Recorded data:
'''

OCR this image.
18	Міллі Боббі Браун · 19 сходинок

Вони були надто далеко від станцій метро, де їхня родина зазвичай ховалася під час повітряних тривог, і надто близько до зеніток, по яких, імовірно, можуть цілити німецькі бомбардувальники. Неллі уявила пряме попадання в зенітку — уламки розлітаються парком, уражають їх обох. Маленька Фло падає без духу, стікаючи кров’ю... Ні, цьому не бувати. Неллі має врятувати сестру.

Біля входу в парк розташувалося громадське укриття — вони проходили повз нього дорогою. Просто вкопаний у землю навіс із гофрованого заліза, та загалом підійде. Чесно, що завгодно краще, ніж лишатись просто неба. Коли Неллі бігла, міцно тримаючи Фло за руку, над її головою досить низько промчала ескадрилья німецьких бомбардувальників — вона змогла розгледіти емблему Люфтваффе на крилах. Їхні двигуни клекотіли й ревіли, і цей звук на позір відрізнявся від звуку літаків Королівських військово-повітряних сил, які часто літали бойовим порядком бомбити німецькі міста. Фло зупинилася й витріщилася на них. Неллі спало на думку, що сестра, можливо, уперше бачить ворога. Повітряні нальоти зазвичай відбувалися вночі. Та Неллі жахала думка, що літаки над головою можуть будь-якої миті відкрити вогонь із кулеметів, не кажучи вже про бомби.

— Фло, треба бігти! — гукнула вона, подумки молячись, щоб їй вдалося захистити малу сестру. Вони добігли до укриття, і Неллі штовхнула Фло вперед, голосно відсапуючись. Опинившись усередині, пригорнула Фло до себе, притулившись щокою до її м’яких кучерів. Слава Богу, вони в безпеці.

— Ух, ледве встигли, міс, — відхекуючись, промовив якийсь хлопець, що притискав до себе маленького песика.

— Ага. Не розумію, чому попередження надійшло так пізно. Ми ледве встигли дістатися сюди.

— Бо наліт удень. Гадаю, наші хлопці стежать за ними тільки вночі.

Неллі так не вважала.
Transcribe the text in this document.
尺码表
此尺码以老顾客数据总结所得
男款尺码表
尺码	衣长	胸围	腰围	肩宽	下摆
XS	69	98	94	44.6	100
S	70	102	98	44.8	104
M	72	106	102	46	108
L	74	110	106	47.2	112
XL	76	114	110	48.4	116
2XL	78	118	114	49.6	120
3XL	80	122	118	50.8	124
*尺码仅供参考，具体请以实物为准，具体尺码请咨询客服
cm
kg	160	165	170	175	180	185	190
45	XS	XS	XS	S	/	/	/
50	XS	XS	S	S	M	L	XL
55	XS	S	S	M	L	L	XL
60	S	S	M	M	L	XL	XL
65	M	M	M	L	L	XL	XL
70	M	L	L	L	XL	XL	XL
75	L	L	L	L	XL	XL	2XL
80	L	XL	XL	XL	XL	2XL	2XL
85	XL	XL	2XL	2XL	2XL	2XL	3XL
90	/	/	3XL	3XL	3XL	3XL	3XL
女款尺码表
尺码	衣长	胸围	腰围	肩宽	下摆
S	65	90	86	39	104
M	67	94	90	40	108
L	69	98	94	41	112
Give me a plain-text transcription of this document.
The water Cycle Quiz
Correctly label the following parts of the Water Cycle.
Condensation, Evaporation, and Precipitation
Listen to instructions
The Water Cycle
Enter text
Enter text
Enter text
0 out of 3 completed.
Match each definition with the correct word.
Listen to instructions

'''

# Exercise details
Faithfully transcribe the whole of the data.

# Solution to this task
OCR this image.
18	Міллі Боббі Браун · 19 сходинок

Вони були надто далеко від станцій метро, де їхня родина зазвичай ховалася під час повітряних тривог, і надто близько до зеніток, по яких, імовірно, можуть цілити німецькі бомбардувальники. Неллі уявила пряме попадання в зенітку — уламки розлітаються парком, уражають їх обох. Маленька Фло падає без духу, стікаючи кров’ю... Ні, цьому не бувати. Неллі має врятувати сестру.

Біля входу в парк розташувалося громадське укриття — вони проходили повз нього дорогою. Просто вкопаний у землю навіс із гофрованого заліза, та загалом підійде. Чесно, що завгодно краще, ніж лишатись просто неба. Коли Неллі бігла, міцно тримаючи Фло за руку, над її головою досить низько промчала ескадрилья німецьких бомбардувальників — вона змогла розгледіти емблему Люфтваффе на крилах. Їхні двигуни клекотіли й ревіли, і цей звук на позір відрізнявся від звуку літаків Королівських військово-повітряних сил, які часто літали бойовим порядком бомбити німецькі міста. Фло зупинилася й витріщилася на них. Неллі спало на думку, що сестра, можливо, уперше бачить ворога. Повітряні нальоти зазвичай відбувалися вночі. Та Неллі жахала думка, що літаки над головою можуть будь-якої миті відкрити вогонь із кулеметів, не кажучи вже про бомби.

— Фло, треба бігти! — гукнула вона, подумки молячись, щоб їй вдалося захистити малу сестру. Вони добігли до укриття, і Неллі штовхнула Фло вперед, голосно відсапуючись. Опинившись усередині, пригорнула Фло до себе, притулившись щокою до її м’яких кучерів. Слава Богу, вони в безпеці.

— Ух, ледве встигли, міс, — відхекуючись, промовив якийсь хлопець, що притискав до себе маленького песика.

— Ага. Не розумію, чому попередження надійшло так пізно. Ми ледве встигли дістатися сюди.

— Бо наліт удень. Гадаю, наші хлопці стежать за ними тільки вночі.

Неллі так не вважала.
Transcribe the text in this document.
尺码表
此尺码以老顾客数据总结所得
男款尺码表
尺码	衣长	胸围	腰围	肩宽	下摆
XS	69	98	94	44.6	100
S	70	102	98	44.8	104
M	72	106	102	46	108
L	74	110	106	47.2	112
XL	76	114	110	48.4	116
2XL	78	118	114	49.6	120
3XL	80	122	118	50.8	124
*尺码仅供参考，具体请以实物为准，具体尺码请咨询客服
cm
kg	160	165	170	175	180	185	190
45	XS	XS	XS	S	/	/	/
50	XS	XS	S	S	M	L	XL
55	XS	S	S	M	L	L	XL
60	S	S	M	M	L	XL	XL
65	M	M	M	L	L	XL	XL
70	M	L	L	L	XL	XL	XL
75	L	L	L	L	XL	XL	2XL
80	L	XL	XL	XL	XL	2XL	2XL
85	XL	XL	2XL	2XL	2XL	2XL	3XL
90	/	/	3XL	3XL	3XL	3XL	3XL
女款尺码表
尺码	衣长	胸围	腰围	肩宽	下摆
S	65	90	86	39	104
M	67	94	90	40	108
L	69	98	94	41	112
Give me a plain-text transcription of this document.
The water Cycle Quiz
Correctly label the following parts of the Water Cycle.
Condensation, Evaporation, and Precipitation
Listen to instructions
The Water Cycle
Enter text
Enter text
Enter text
0 out of 3 completed.
Match each definition with the correct word.
Listen to instructions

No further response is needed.